╭─ Data supplied

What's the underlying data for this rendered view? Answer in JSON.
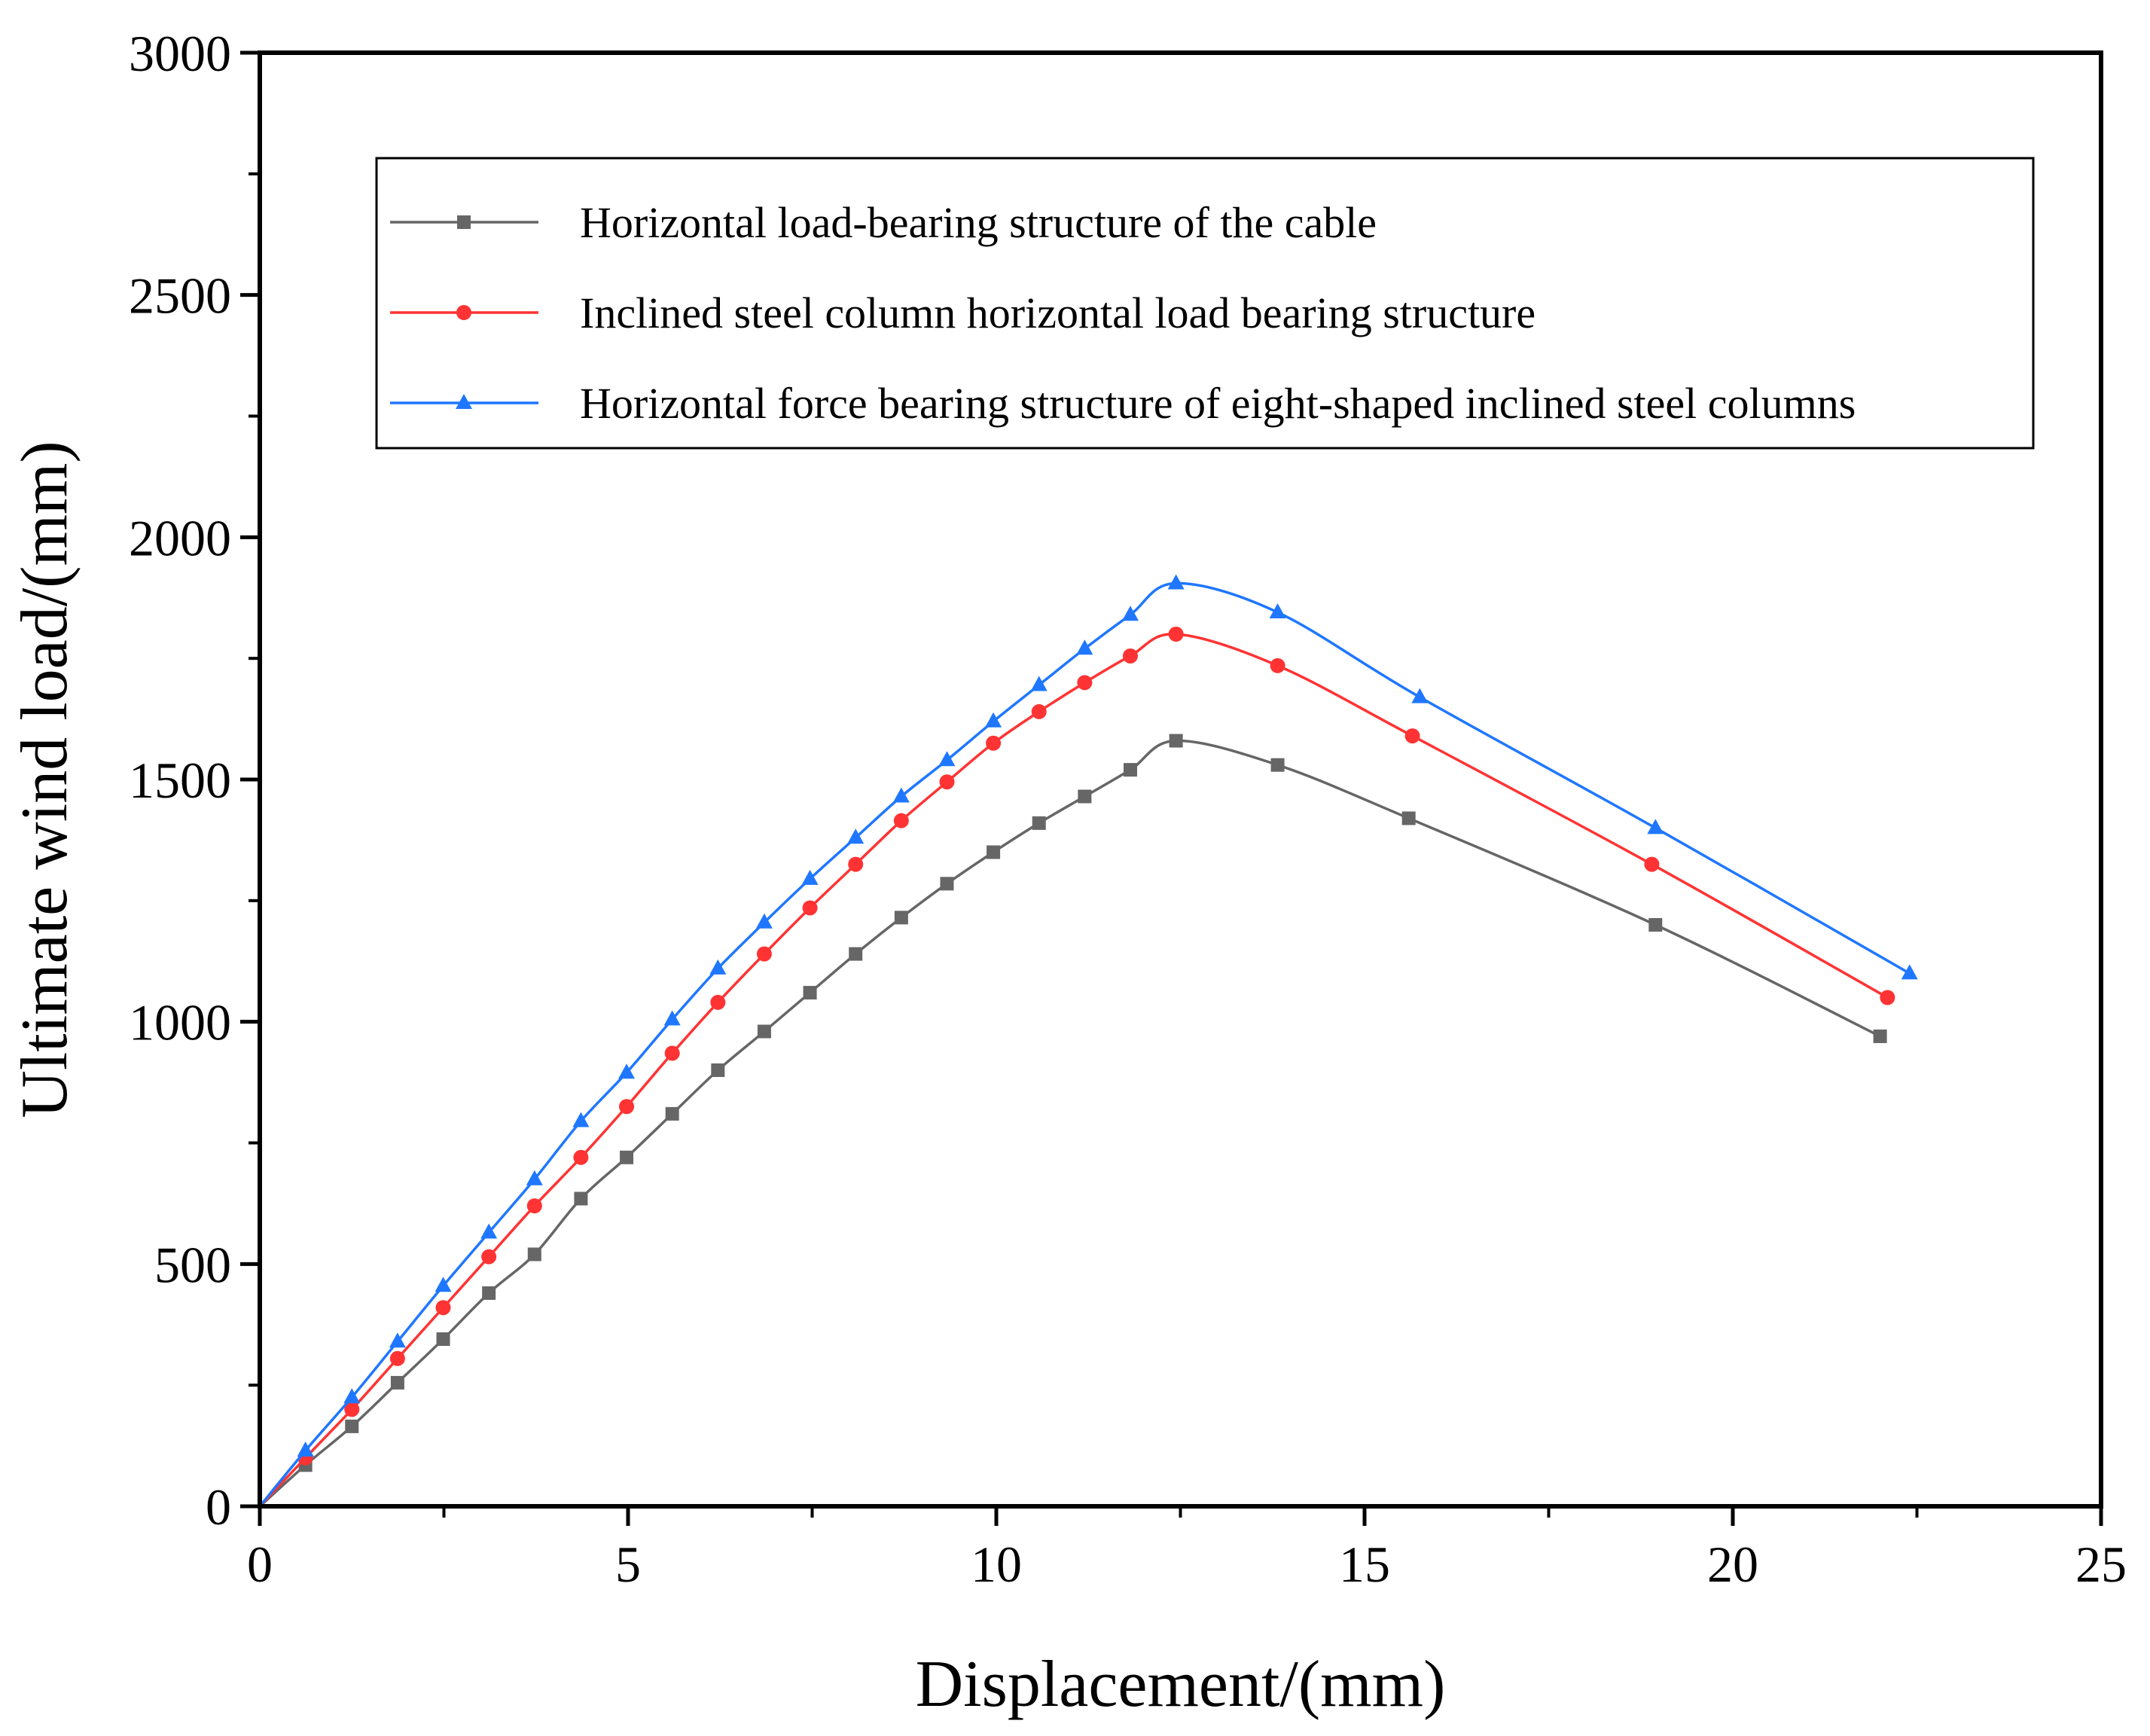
{
  "chart_data": {
    "type": "line",
    "title": "",
    "xlabel": "Displacement/(mm)",
    "ylabel": "Ultimate wind load/(mm)",
    "xlim": [
      0,
      25
    ],
    "ylim": [
      0,
      3000
    ],
    "xticks": [
      0,
      5,
      10,
      15,
      20,
      25
    ],
    "yticks": [
      0,
      500,
      1000,
      1500,
      2000,
      2500,
      3000
    ],
    "grid": false,
    "legend_position": "top-right",
    "series": [
      {
        "name": "Horizontal load-bearing structure of the cable",
        "color": "#666666",
        "marker": "square",
        "x": [
          0,
          0.62,
          1.25,
          1.87,
          2.49,
          3.11,
          3.73,
          4.36,
          4.98,
          5.6,
          6.22,
          6.85,
          7.47,
          8.09,
          8.71,
          9.33,
          9.96,
          10.58,
          11.2,
          11.82,
          12.44,
          13.82,
          15.6,
          18.95,
          22.0
        ],
        "y": [
          0,
          85,
          165,
          255,
          345,
          440,
          520,
          635,
          720,
          810,
          900,
          980,
          1060,
          1140,
          1215,
          1285,
          1350,
          1410,
          1465,
          1520,
          1580,
          1530,
          1420,
          1200,
          970
        ]
      },
      {
        "name": "Inclined steel column horizontal load bearing structure",
        "color": "#ff3333",
        "marker": "circle",
        "x": [
          0,
          0.62,
          1.25,
          1.87,
          2.49,
          3.11,
          3.73,
          4.36,
          4.98,
          5.6,
          6.22,
          6.85,
          7.47,
          8.09,
          8.71,
          9.33,
          9.96,
          10.58,
          11.2,
          11.82,
          12.44,
          13.82,
          15.65,
          18.9,
          22.1
        ],
        "y": [
          0,
          100,
          200,
          305,
          410,
          515,
          620,
          720,
          825,
          935,
          1040,
          1140,
          1235,
          1325,
          1415,
          1495,
          1575,
          1640,
          1700,
          1755,
          1800,
          1735,
          1590,
          1325,
          1050
        ]
      },
      {
        "name": "Horizontal force bearing structure of eight-shaped inclined steel columns",
        "color": "#1f77ff",
        "marker": "triangle",
        "x": [
          0,
          0.62,
          1.25,
          1.87,
          2.49,
          3.11,
          3.73,
          4.36,
          4.98,
          5.6,
          6.22,
          6.85,
          7.47,
          8.09,
          8.71,
          9.33,
          9.96,
          10.58,
          11.2,
          11.82,
          12.44,
          13.82,
          15.75,
          18.95,
          22.4
        ],
        "y": [
          0,
          115,
          225,
          340,
          455,
          565,
          675,
          795,
          895,
          1005,
          1110,
          1205,
          1295,
          1380,
          1465,
          1540,
          1620,
          1695,
          1770,
          1840,
          1905,
          1845,
          1670,
          1400,
          1100
        ]
      }
    ]
  }
}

╰─

> **Written request**
Report the count of lines in the entries that contain the string "bearing", and nothing besides it.

> **Solved exercise**
3